-- REQUIREMENTS --
Reply with one number: how many lines contain the word "afirmarea".

Data entries
+===+

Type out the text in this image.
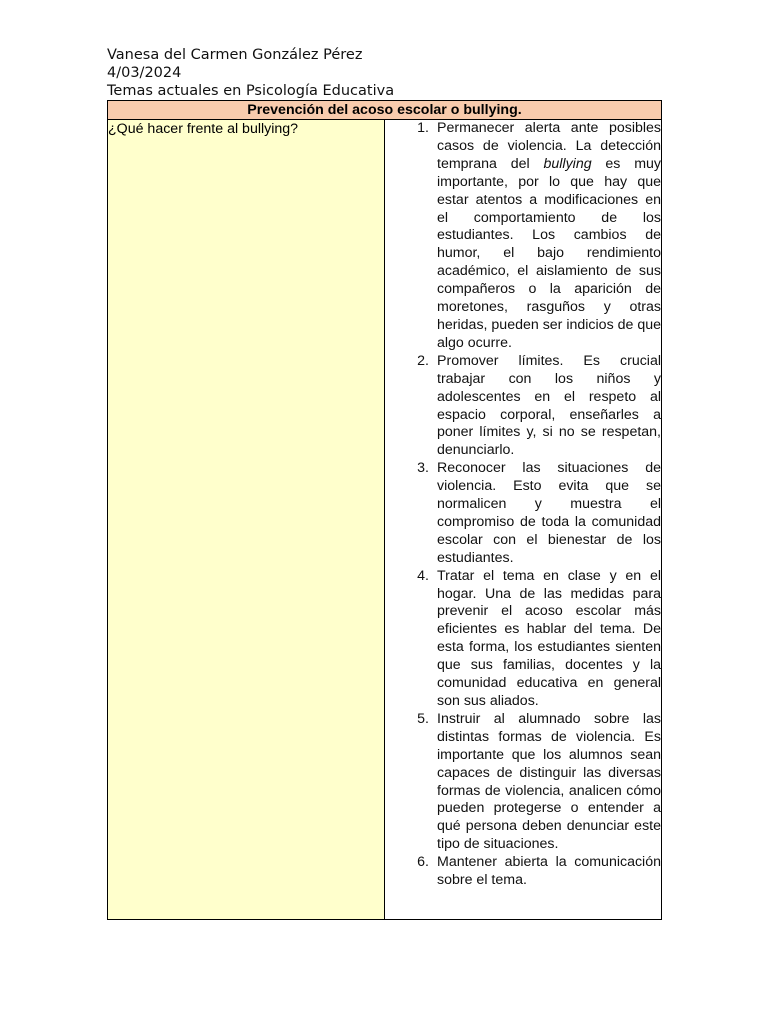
Vanesa del Carmen González Pérez
4/03/2024
Temas actuales en Psicología Educativa
Prevención del acoso escolar o bullying.
¿Qué hacer frente al bullying?	1. Permanecer alerta ante posibles casos de violencia. La detección temprana del bullying es muy importante, por lo que hay que estar atentos a modificaciones en el comportamiento de los estudiantes. Los cambios de humor, el bajo rendimiento académico, el aislamiento de sus compañeros o la aparición de moretones, rasguños y otras heridas, pueden ser indicios de que algo ocurre.
2. Promover límites. Es crucial trabajar con los niños y adolescentes en el respeto al espacio corporal, enseñarles a poner límites y, si no se respetan, denunciarlo.
3. Reconocer las situaciones de violencia. Esto evita que se normalicen y muestra el compromiso de toda la comunidad escolar con el bienestar de los estudiantes.
4. Tratar el tema en clase y en el hogar. Una de las medidas para prevenir el acoso escolar más eficientes es hablar del tema. De esta forma, los estudiantes sienten que sus familias, docentes y la comunidad educativa en general son sus aliados.
5. Instruir al alumnado sobre las distintas formas de violencia. Es importante que los alumnos sean capaces de distinguir las diversas formas de violencia, analicen cómo pueden protegerse o entender a qué persona deben denunciar este tipo de situaciones.
6. Mantener abierta la comunicación sobre el tema.
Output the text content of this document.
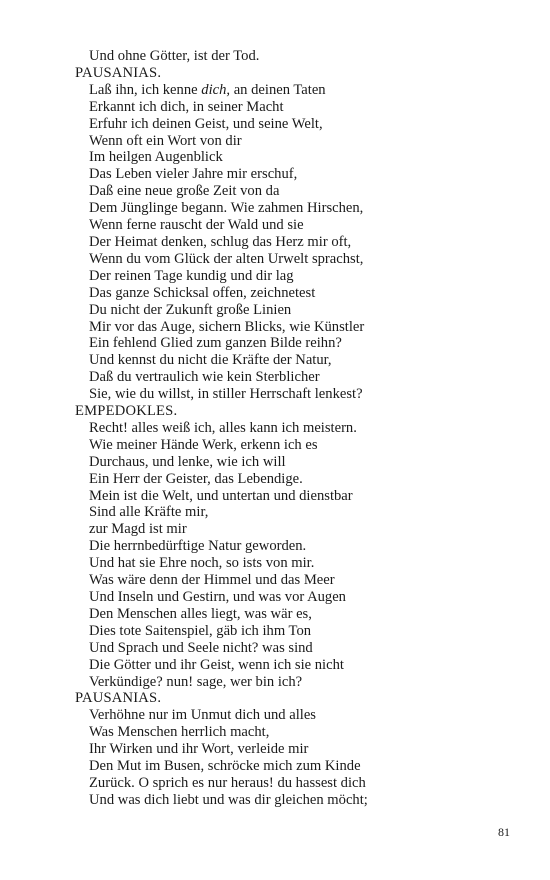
Und ohne Götter, ist der Tod.
PAUSANIAS.
Laß ihn, ich kenne dich, an deinen Taten
Erkannt ich dich, in seiner Macht
Erfuhr ich deinen Geist, und seine Welt,
Wenn oft ein Wort von dir
Im heilgen Augenblick
Das Leben vieler Jahre mir erschuf,
Daß eine neue große Zeit von da
Dem Jünglinge begann. Wie zahmen Hirschen,
Wenn ferne rauscht der Wald und sie
Der Heimat denken, schlug das Herz mir oft,
Wenn du vom Glück der alten Urwelt sprachst,
Der reinen Tage kundig und dir lag
Das ganze Schicksal offen, zeichnetest
Du nicht der Zukunft große Linien
Mir vor das Auge, sichern Blicks, wie Künstler
Ein fehlend Glied zum ganzen Bilde reihn?
Und kennst du nicht die Kräfte der Natur,
Daß du vertraulich wie kein Sterblicher
Sie, wie du willst, in stiller Herrschaft lenkest?
EMPEDOKLES.
Recht! alles weiß ich, alles kann ich meistern.
Wie meiner Hände Werk, erkenn ich es
Durchaus, und lenke, wie ich will
Ein Herr der Geister, das Lebendige.
Mein ist die Welt, und untertan und dienstbar
Sind alle Kräfte mir,
zur Magd ist mir
Die herrnbedürftige Natur geworden.
Und hat sie Ehre noch, so ists von mir.
Was wäre denn der Himmel und das Meer
Und Inseln und Gestirn, und was vor Augen
Den Menschen alles liegt, was wär es,
Dies tote Saitenspiel, gäb ich ihm Ton
Und Sprach und Seele nicht? was sind
Die Götter und ihr Geist, wenn ich sie nicht
Verkündige? nun! sage, wer bin ich?
PAUSANIAS.
Verhöhne nur im Unmut dich und alles
Was Menschen herrlich macht,
Ihr Wirken und ihr Wort, verleide mir
Den Mut im Busen, schröcke mich zum Kinde
Zurück. O sprich es nur heraus! du hassest dich
Und was dich liebt und was dir gleichen möcht;
81
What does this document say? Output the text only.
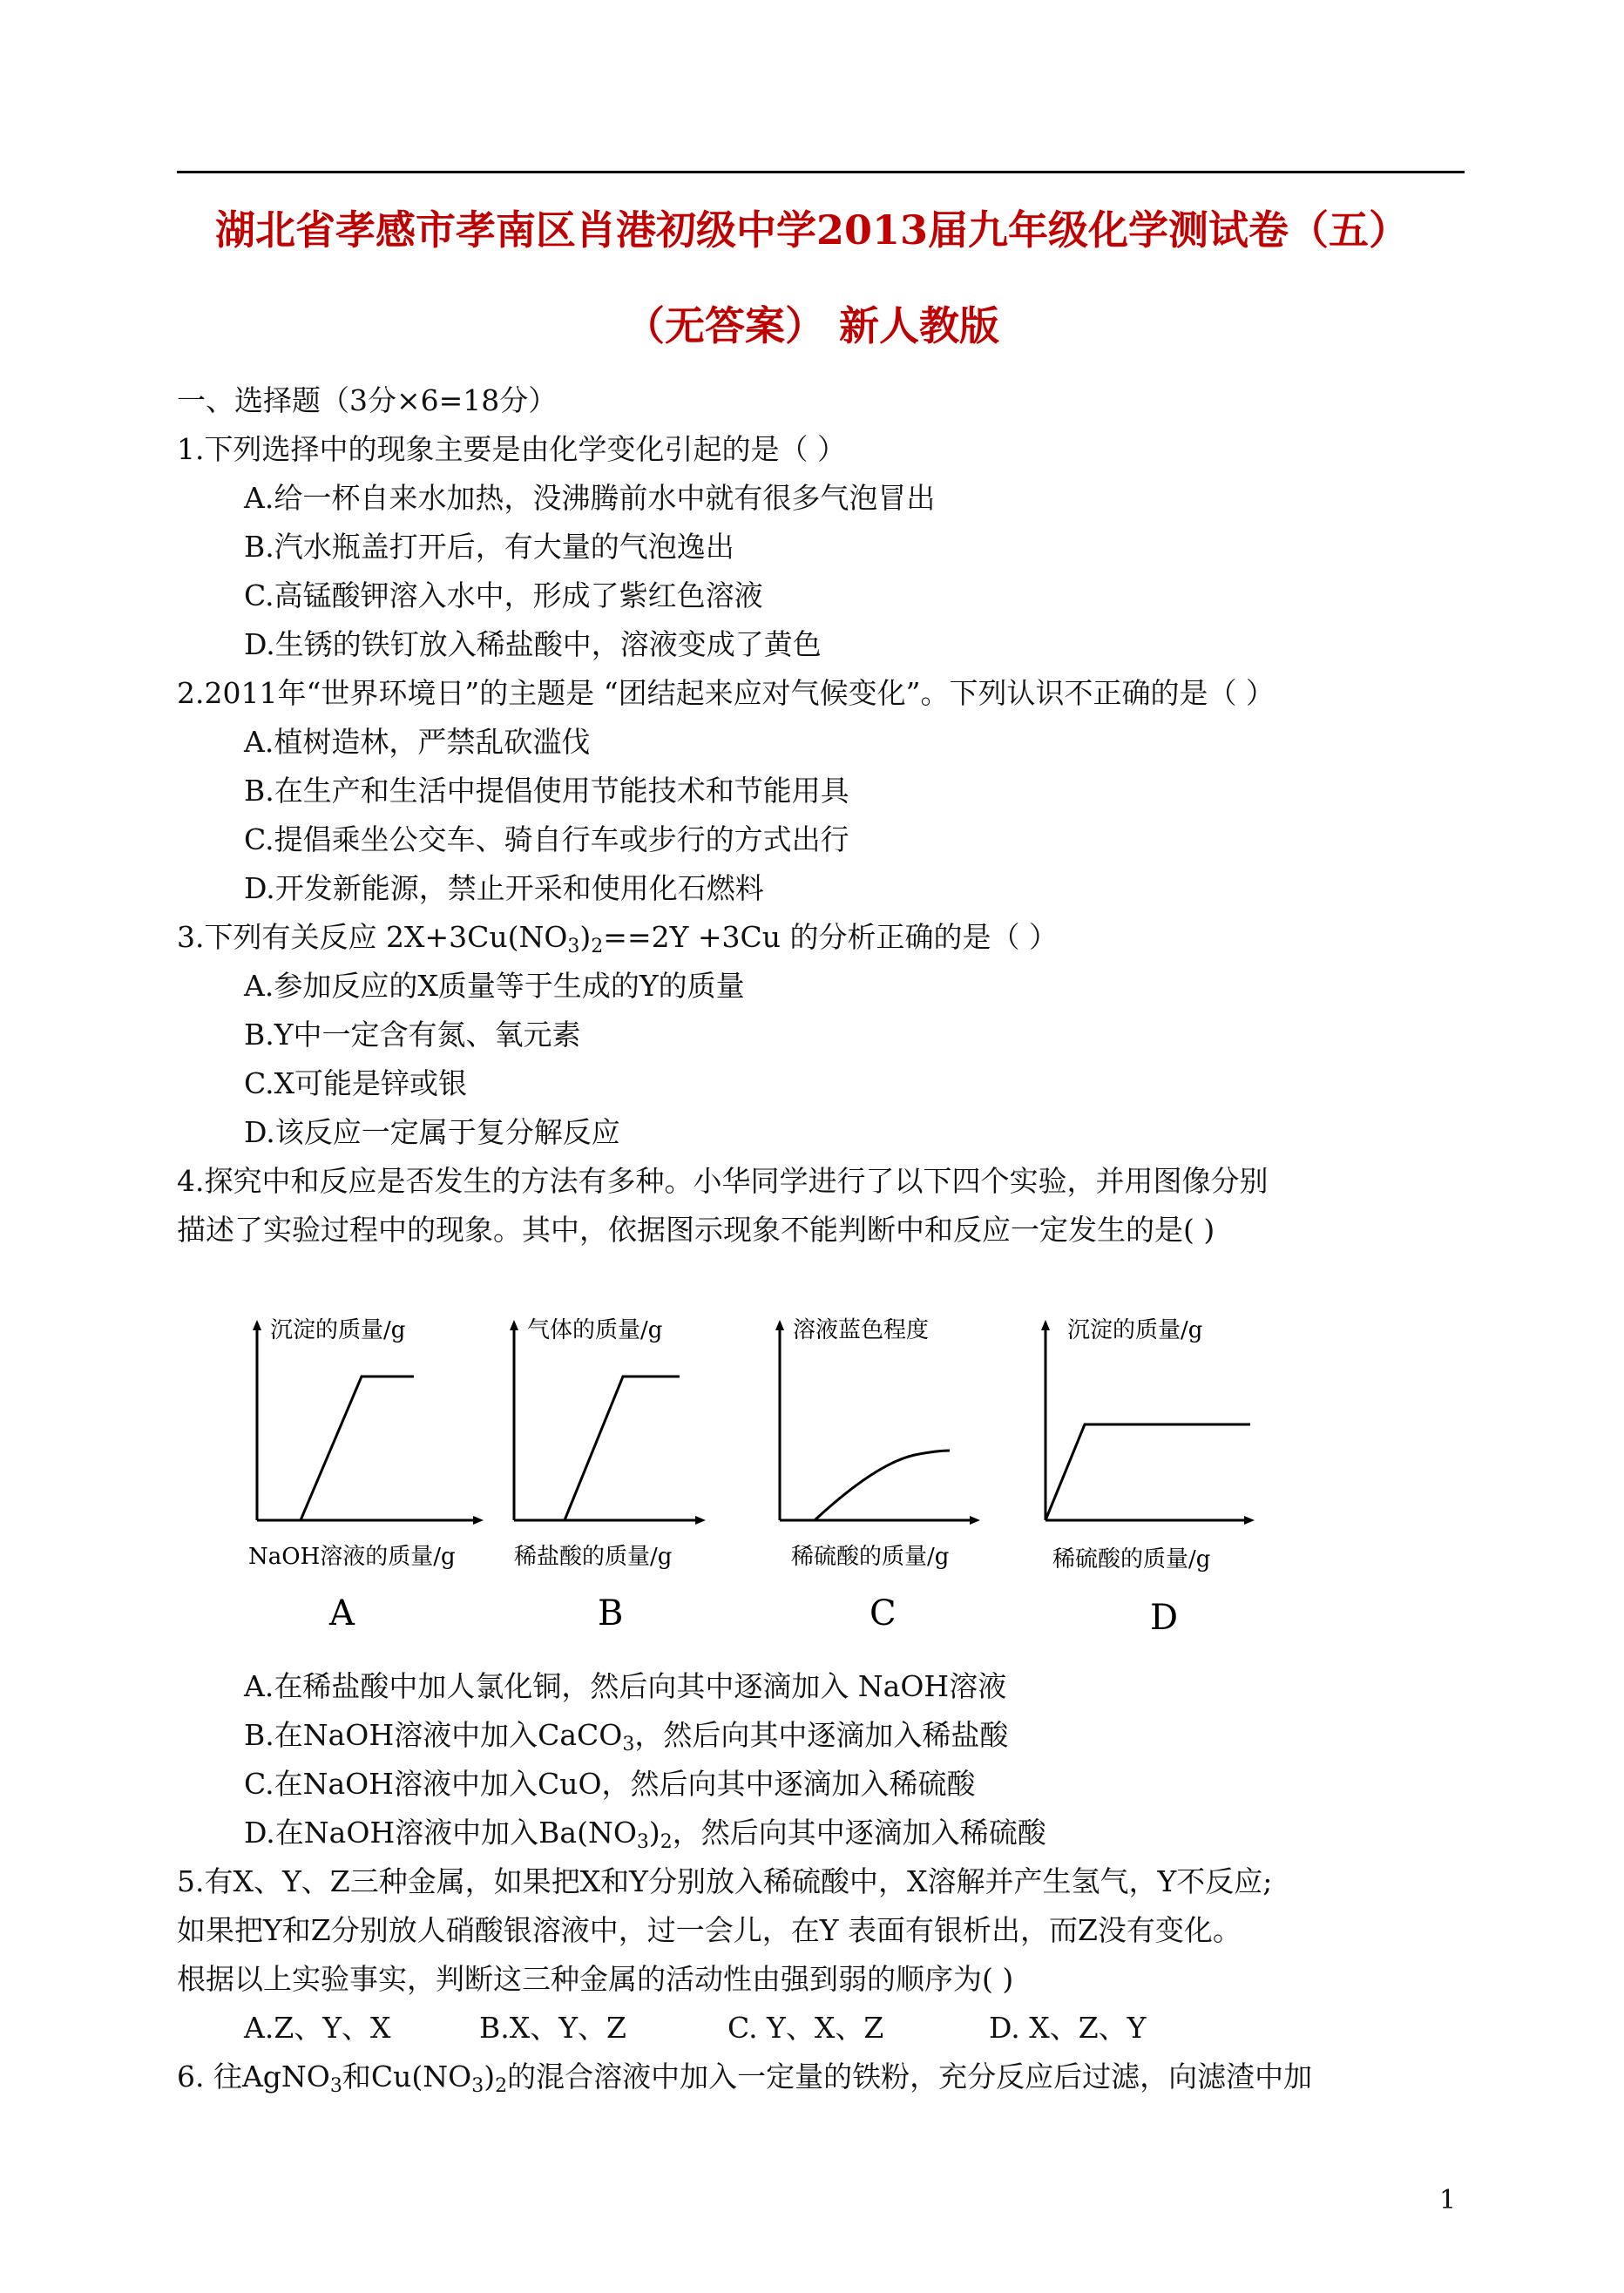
湖北省孝感市孝南区肖港初级中学2013届九年级化学测试卷（五）
（无答案） 新人教版
一、选择题（3分×6=18分）
1.下列选择中的现象主要是由化学变化引起的是（ ）
A.给一杯自来水加热，没沸腾前水中就有很多气泡冒出
B.汽水瓶盖打开后，有大量的气泡逸出
C.高锰酸钾溶入水中，形成了紫红色溶液
D.生锈的铁钉放入稀盐酸中，溶液变成了黄色
2.2011年“世界环境日”的主题是 “团结起来应对气候变化”。下列认识不正确的是（ ）
A.植树造林，严禁乱砍滥伐
B.在生产和生活中提倡使用节能技术和节能用具
C.提倡乘坐公交车、骑自行车或步行的方式出行
D.开发新能源，禁止开采和使用化石燃料
3.下列有关反应 $2X+3Cu(NO_3)_2==2Y +3Cu$ 的分析正确的是（ ）
A.参加反应的X质量等于生成的Y的质量
B.Y中一定含有氮、氧元素
C.X可能是锌或银
D.该反应一定属于复分解反应
4.探究中和反应是否发生的方法有多种。小华同学进行了以下四个实验，并用图像分别
描述了实验过程中的现象。其中，依据图示现象不能判断中和反应一定发生的是( )
沉淀的质量/g
NaOH溶液的质量/g
A
气体的质量/g
稀盐酸的质量/g
B
溶液蓝色程度
稀硫酸的质量/g
C
沉淀的质量/g
稀硫酸的质量/g
D
A.在稀盐酸中加人氯化铜，然后向其中逐滴加入 NaOH溶液
B.在NaOH溶液中加入CaCO$_3$，然后向其中逐滴加入稀盐酸
C.在NaOH溶液中加入CuO，然后向其中逐滴加入稀硫酸
D.在NaOH溶液中加入$Ba(NO_3)_2$，然后向其中逐滴加入稀硫酸
5.有X、Y、Z三种金属，如果把X和Y分别放入稀硫酸中，X溶解并产生氢气，Y不反应;
如果把Y和Z分别放人硝酸银溶液中，过一会儿，在Y 表面有银析出，而Z没有变化。
根据以上实验事实，判断这三种金属的活动性由强到弱的顺序为( )
A.Z、Y、X	B.X、Y、Z	C. Y、X、Z	D. X、Z、Y
6. 往AgNO$_3$和$Cu(NO_3)_2$的混合溶液中加入一定量的铁粉，充分反应后过滤，向滤渣中加
1
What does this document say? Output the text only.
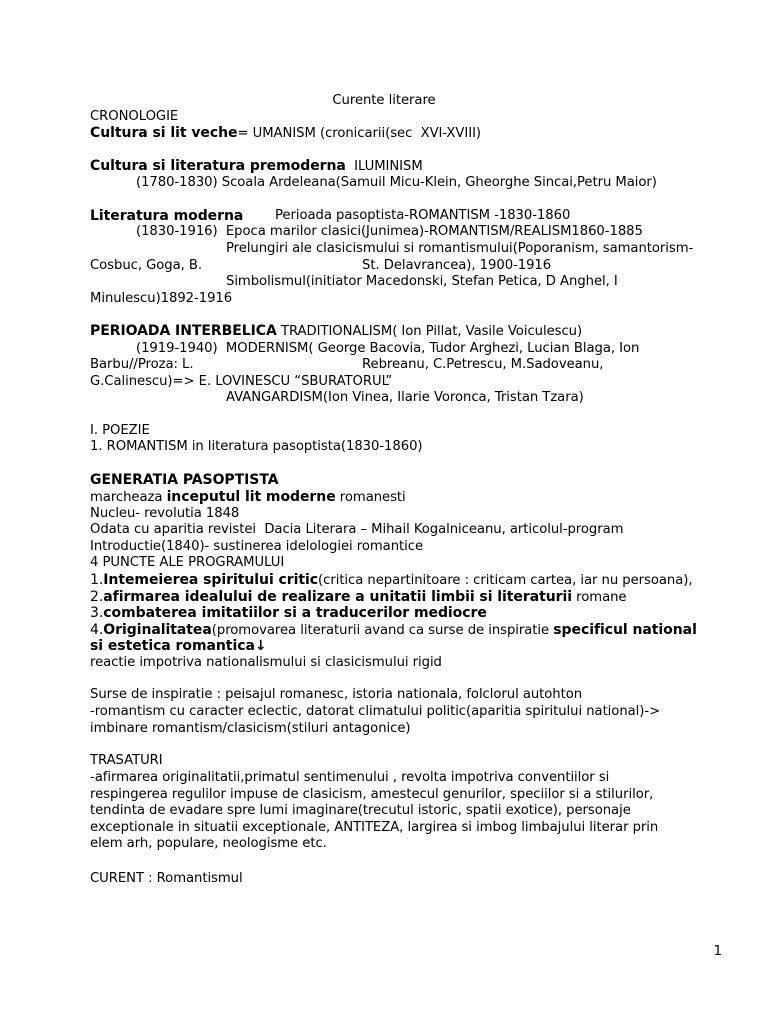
Curente literare
CRONOLOGIE
Cultura si lit veche= UMANISM (cronicarii(sec  XVI-XVIII)
Cultura si literatura premoderna  ILUMINISM
(1780-1830) Scoala Ardeleana(Samuil Micu-Klein, Gheorghe Sincai,Petru Maior)
Literatura moderna Perioada pasoptista-ROMANTISM -1830-1860
(1830-1916)  Epoca marilor clasici(Junimea)-ROMANTISM/REALISM1860-1885
Prelungiri ale clasicismului si romantismului(Poporanism, samantorism-
Cosbuc, Goga, B.	St. Delavrancea), 1900-1916
Simbolismul(initiator Macedonski, Stefan Petica, D Anghel, I
Minulescu)1892-1916
PERIOADA INTERBELICA TRADITIONALISM( Ion Pillat, Vasile Voiculescu)
(1919-1940)  MODERNISM( George Bacovia, Tudor Arghezi, Lucian Blaga, Ion
Barbu//Proza: L.	Rebreanu, C.Petrescu, M.Sadoveanu,
G.Calinescu)=> E. LOVINESCU “SBURATORUL”
AVANGARDISM(Ion Vinea, Ilarie Voronca, Tristan Tzara)
I. POEZIE
1. ROMANTISM in literatura pasoptista(1830-1860)
GENERATIA PASOPTISTA
marcheaza inceputul lit moderne romanesti
Nucleu- revolutia 1848
Odata cu aparitia revistei  Dacia Literara – Mihail Kogalniceanu, articolul-program
Introductie(1840)- sustinerea idelologiei romantice
4 PUNCTE ALE PROGRAMULUI
1.Intemeierea spiritului critic(critica nepartinitoare : criticam cartea, iar nu persoana),
2.afirmarea idealului de realizare a unitatii limbii si literaturii romane
3.combaterea imitatiilor si a traducerilor mediocre
4.Originalitatea(promovarea literaturii avand ca surse de inspiratie specificul national
si estetica romantica↓
reactie impotriva nationalismului si clasicismului rigid
Surse de inspiratie : peisajul romanesc, istoria nationala, folclorul autohton
-romantism cu caracter eclectic, datorat climatului politic(aparitia spiritului national)->
imbinare romantism/clasicism(stiluri antagonice)
TRASATURI
-afirmarea originalitatii,primatul sentimenului , revolta impotriva conventiilor si
respingerea regulilor impuse de clasicism, amestecul genurilor, speciilor si a stilurilor,
tendinta de evadare spre lumi imaginare(trecutul istoric, spatii exotice), personaje
exceptionale in situatii exceptionale, ANTITEZA, largirea si imbog limbajului literar prin
elem arh, populare, neologisme etc.
CURENT : Romantismul
1
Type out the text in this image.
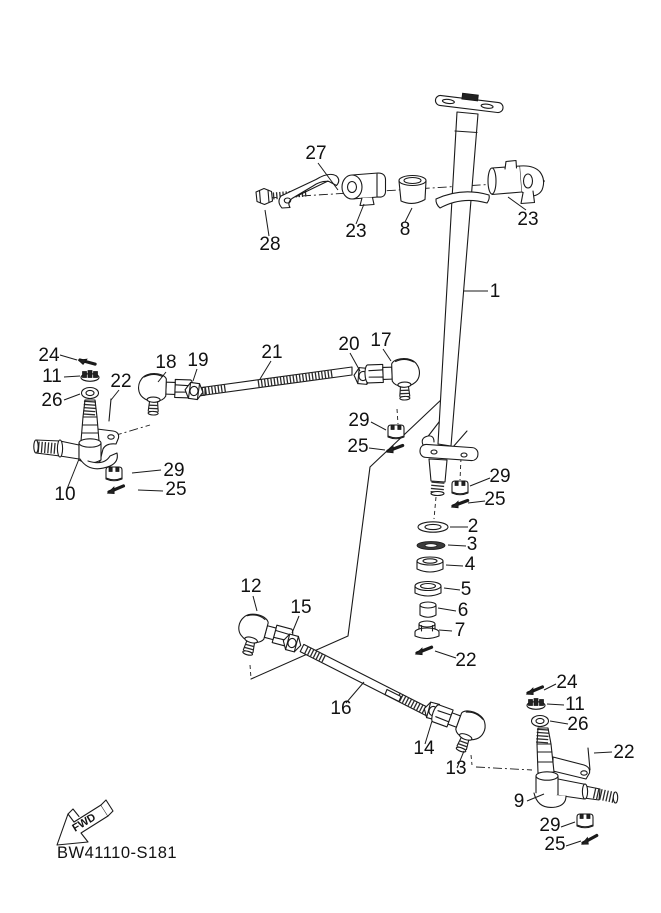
1
27
28
23 8	23
18 19	21	20 17
29
25
29
25
10
24
11
26
22
29
25
2
3
4
5
6
7
22
12
15
16
14
13
9
24
11
26
22
29
25
FWD
BW41110-S181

+===+

-- EXPECTED ANSWER --
2